> _Aim_
Transcribe the listing word for word.
--- start of Material supplied ---
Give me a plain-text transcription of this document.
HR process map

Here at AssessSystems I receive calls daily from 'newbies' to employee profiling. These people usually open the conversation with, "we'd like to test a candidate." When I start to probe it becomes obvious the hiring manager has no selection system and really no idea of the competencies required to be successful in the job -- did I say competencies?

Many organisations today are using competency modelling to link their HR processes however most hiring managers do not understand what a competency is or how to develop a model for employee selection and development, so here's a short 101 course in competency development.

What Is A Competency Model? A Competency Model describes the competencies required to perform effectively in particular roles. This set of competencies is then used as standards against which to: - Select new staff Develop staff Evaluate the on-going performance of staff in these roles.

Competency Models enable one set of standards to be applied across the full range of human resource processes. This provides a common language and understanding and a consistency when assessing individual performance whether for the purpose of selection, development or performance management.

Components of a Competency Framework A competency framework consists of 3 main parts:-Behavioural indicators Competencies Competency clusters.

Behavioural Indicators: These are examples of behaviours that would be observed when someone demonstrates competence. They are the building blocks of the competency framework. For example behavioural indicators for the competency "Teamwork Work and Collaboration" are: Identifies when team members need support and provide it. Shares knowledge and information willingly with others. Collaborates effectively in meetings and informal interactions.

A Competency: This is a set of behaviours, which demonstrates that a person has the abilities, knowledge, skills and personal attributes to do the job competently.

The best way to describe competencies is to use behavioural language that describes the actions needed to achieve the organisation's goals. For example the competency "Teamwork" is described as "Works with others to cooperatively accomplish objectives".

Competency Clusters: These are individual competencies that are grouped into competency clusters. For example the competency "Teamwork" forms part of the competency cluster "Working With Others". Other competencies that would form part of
--- end of Material supplied ---
> _The completed task_
Give me a plain-text transcription of this document.
HR process map

Here at AssessSystems I receive calls daily from 'newbies' to employee profiling. These people usually open the conversation with, "we'd like to test a candidate." When I start to probe it becomes obvious the hiring manager has no selection system and really no idea of the competencies required to be successful in the job -- did I say competencies?

Many organisations today are using competency modelling to link their HR processes however most hiring managers do not understand what a competency is or how to develop a model for employee selection and development, so here's a short 101 course in competency development.

What Is A Competency Model? A Competency Model describes the competencies required to perform effectively in particular roles. This set of competencies is then used as standards against which to: - Select new staff Develop staff Evaluate the on-going performance of staff in these roles.

Competency Models enable one set of standards to be applied across the full range of human resource processes. This provides a common language and understanding and a consistency when assessing individual performance whether for the purpose of selection, development or performance management.

Components of a Competency Framework A competency framework consists of 3 main parts:-Behavioural indicators Competencies Competency clusters.

Behavioural Indicators: These are examples of behaviours that would be observed when someone demonstrates competence. They are the building blocks of the competency framework. For example behavioural indicators for the competency "Teamwork Work and Collaboration" are: Identifies when team members need support and provide it. Shares knowledge and information willingly with others. Collaborates effectively in meetings and informal interactions.

A Competency: This is a set of behaviours, which demonstrates that a person has the abilities, knowledge, skills and personal attributes to do the job competently.

The best way to describe competencies is to use behavioural language that describes the actions needed to achieve the organisation's goals. For example the competency "Teamwork" is described as "Works with others to cooperatively accomplish objectives".

Competency Clusters: These are individual competencies that are grouped into competency clusters. For example the competency "Teamwork" forms part of the competency cluster "Working With Others". Other competencies that would form part of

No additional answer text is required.